■ Stored items:
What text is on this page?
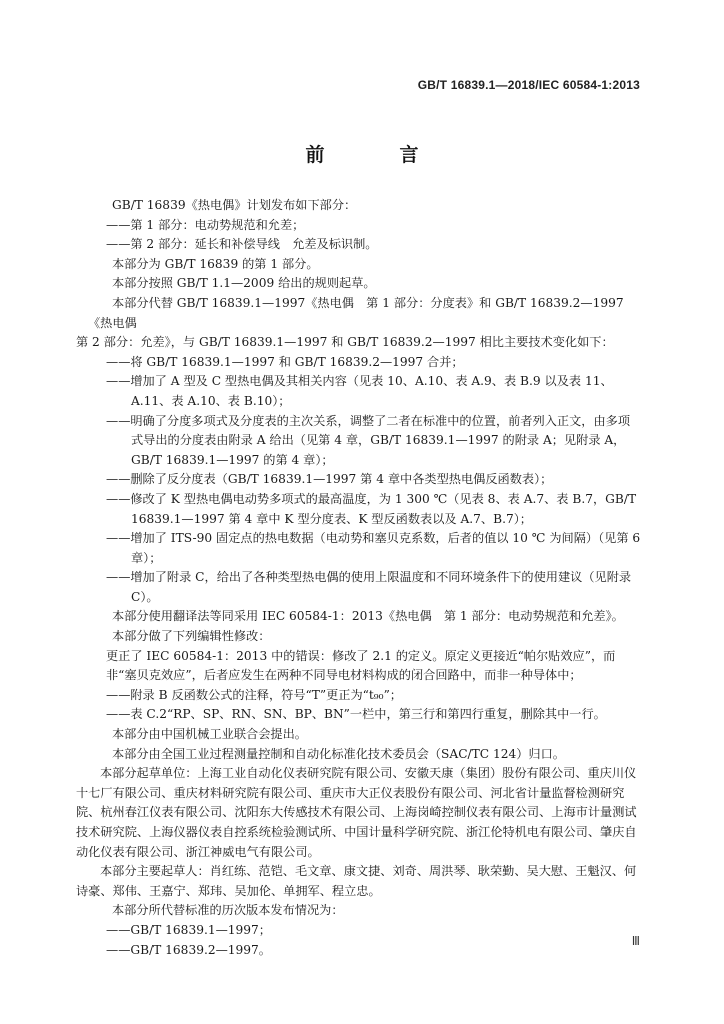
GB/T 16839.1—2018/IEC 60584-1:2013
前　言

GB/T 16839《热电偶》计划发布如下部分：

——第 1 部分：电动势规范和允差；

——第 2 部分：延长和补偿导线　允差及标识制。

本部分为 GB/T 16839 的第 1 部分。

本部分按照 GB/T 1.1—2009 给出的规则起草。

本部分代替 GB/T 16839.1—1997《热电偶　第 1 部分：分度表》和 GB/T 16839.2—1997《热电偶

第 2 部分：允差》，与 GB/T 16839.1—1997 和 GB/T 16839.2—1997 相比主要技术变化如下：

——将 GB/T 16839.1—1997 和 GB/T 16839.2—1997 合并；

——增加了 A 型及 C 型热电偶及其相关内容（见表 10、A.10、表 A.9、表 B.9 以及表 11、A.11、表 A.10、表 B.10）；

——明确了分度多项式及分度表的主次关系，调整了二者在标准中的位置，前者列入正文，由多项式导出的分度表由附录 A 给出（见第 4 章，GB/T 16839.1—1997 的附录 A；见附录 A，GB/T 16839.1—1997 的第 4 章）；

——删除了反分度表（GB/T 16839.1—1997 第 4 章中各类型热电偶反函数表）；

——修改了 K 型热电偶电动势多项式的最高温度，为 1 300 ℃（见表 8、表 A.7、表 B.7，GB/T 16839.1—1997 第 4 章中 K 型分度表、K 型反函数表以及 A.7、B.7）；

——增加了 ITS-90 固定点的热电数据（电动势和塞贝克系数，后者的值以 10 ℃ 为间隔）（见第 6 章）；

——增加了附录 C，给出了各种类型热电偶的使用上限温度和不同环境条件下的使用建议（见附录 C）。

本部分使用翻译法等同采用 IEC 60584-1：2013《热电偶　第 1 部分：电动势规范和允差》。

本部分做了下列编辑性修改：

更正了 IEC 60584-1：2013 中的错误：修改了 2.1 的定义。原定义更接近“帕尔贴效应”，而非“塞贝克效应”，后者应发生在两种不同导电材料构成的闭合回路中，而非一种导体中；

——附录 B 反函数公式的注释，符号“T”更正为“t₉₀”；

——表 C.2“RP、SP、RN、SN、BP、BN”一栏中，第三行和第四行重复，删除其中一行。

本部分由中国机械工业联合会提出。

本部分由全国工业过程测量控制和自动化标准化技术委员会（SAC/TC 124）归口。

本部分起草单位：上海工业自动化仪表研究院有限公司、安徽天康（集团）股份有限公司、重庆川仪十七厂有限公司、重庆材料研究院有限公司、重庆市大正仪表股份有限公司、河北省计量监督检测研究院、杭州春江仪表有限公司、沈阳东大传感技术有限公司、上海岗崎控制仪表有限公司、上海市计量测试技术研究院、上海仪器仪表自控系统检验测试所、中国计量科学研究院、浙江伦特机电有限公司、肇庆自动化仪表有限公司、浙江神威电气有限公司。

本部分主要起草人：肖红练、范铠、毛文章、康文捷、刘奇、周洪琴、耿荣勤、吴大慰、王魁汉、何诗豪、郑伟、王嘉宁、郑玮、吴加伦、单拥军、程立忠。

本部分所代替标准的历次版本发布情况为：

——GB/T 16839.1—1997；

——GB/T 16839.2—1997。

Ⅲ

■ Stated task:
Your task is to copy the entries in full and exactly, without any images.

■ Response to this task:
What text is on this page?
GB/T 16839.1—2018/IEC 60584-1:2013
前　言

GB/T 16839《热电偶》计划发布如下部分：

——第 1 部分：电动势规范和允差；

——第 2 部分：延长和补偿导线　允差及标识制。

本部分为 GB/T 16839 的第 1 部分。

本部分按照 GB/T 1.1—2009 给出的规则起草。

本部分代替 GB/T 16839.1—1997《热电偶　第 1 部分：分度表》和 GB/T 16839.2—1997《热电偶

第 2 部分：允差》，与 GB/T 16839.1—1997 和 GB/T 16839.2—1997 相比主要技术变化如下：

——将 GB/T 16839.1—1997 和 GB/T 16839.2—1997 合并；

——增加了 A 型及 C 型热电偶及其相关内容（见表 10、A.10、表 A.9、表 B.9 以及表 11、A.11、表 A.10、表 B.10）；

——明确了分度多项式及分度表的主次关系，调整了二者在标准中的位置，前者列入正文，由多项式导出的分度表由附录 A 给出（见第 4 章，GB/T 16839.1—1997 的附录 A；见附录 A，GB/T 16839.1—1997 的第 4 章）；

——删除了反分度表（GB/T 16839.1—1997 第 4 章中各类型热电偶反函数表）；

——修改了 K 型热电偶电动势多项式的最高温度，为 1 300 ℃（见表 8、表 A.7、表 B.7，GB/T 16839.1—1997 第 4 章中 K 型分度表、K 型反函数表以及 A.7、B.7）；

——增加了 ITS-90 固定点的热电数据（电动势和塞贝克系数，后者的值以 10 ℃ 为间隔）（见第 6 章）；

——增加了附录 C，给出了各种类型热电偶的使用上限温度和不同环境条件下的使用建议（见附录 C）。

本部分使用翻译法等同采用 IEC 60584-1：2013《热电偶　第 1 部分：电动势规范和允差》。

本部分做了下列编辑性修改：

更正了 IEC 60584-1：2013 中的错误：修改了 2.1 的定义。原定义更接近“帕尔贴效应”，而非“塞贝克效应”，后者应发生在两种不同导电材料构成的闭合回路中，而非一种导体中；

——附录 B 反函数公式的注释，符号“T”更正为“t₉₀”；

——表 C.2“RP、SP、RN、SN、BP、BN”一栏中，第三行和第四行重复，删除其中一行。

本部分由中国机械工业联合会提出。

本部分由全国工业过程测量控制和自动化标准化技术委员会（SAC/TC 124）归口。

本部分起草单位：上海工业自动化仪表研究院有限公司、安徽天康（集团）股份有限公司、重庆川仪十七厂有限公司、重庆材料研究院有限公司、重庆市大正仪表股份有限公司、河北省计量监督检测研究院、杭州春江仪表有限公司、沈阳东大传感技术有限公司、上海岗崎控制仪表有限公司、上海市计量测试技术研究院、上海仪器仪表自控系统检验测试所、中国计量科学研究院、浙江伦特机电有限公司、肇庆自动化仪表有限公司、浙江神威电气有限公司。

本部分主要起草人：肖红练、范铠、毛文章、康文捷、刘奇、周洪琴、耿荣勤、吴大慰、王魁汉、何诗豪、郑伟、王嘉宁、郑玮、吴加伦、单拥军、程立忠。

本部分所代替标准的历次版本发布情况为：

——GB/T 16839.1—1997；

——GB/T 16839.2—1997。

Ⅲ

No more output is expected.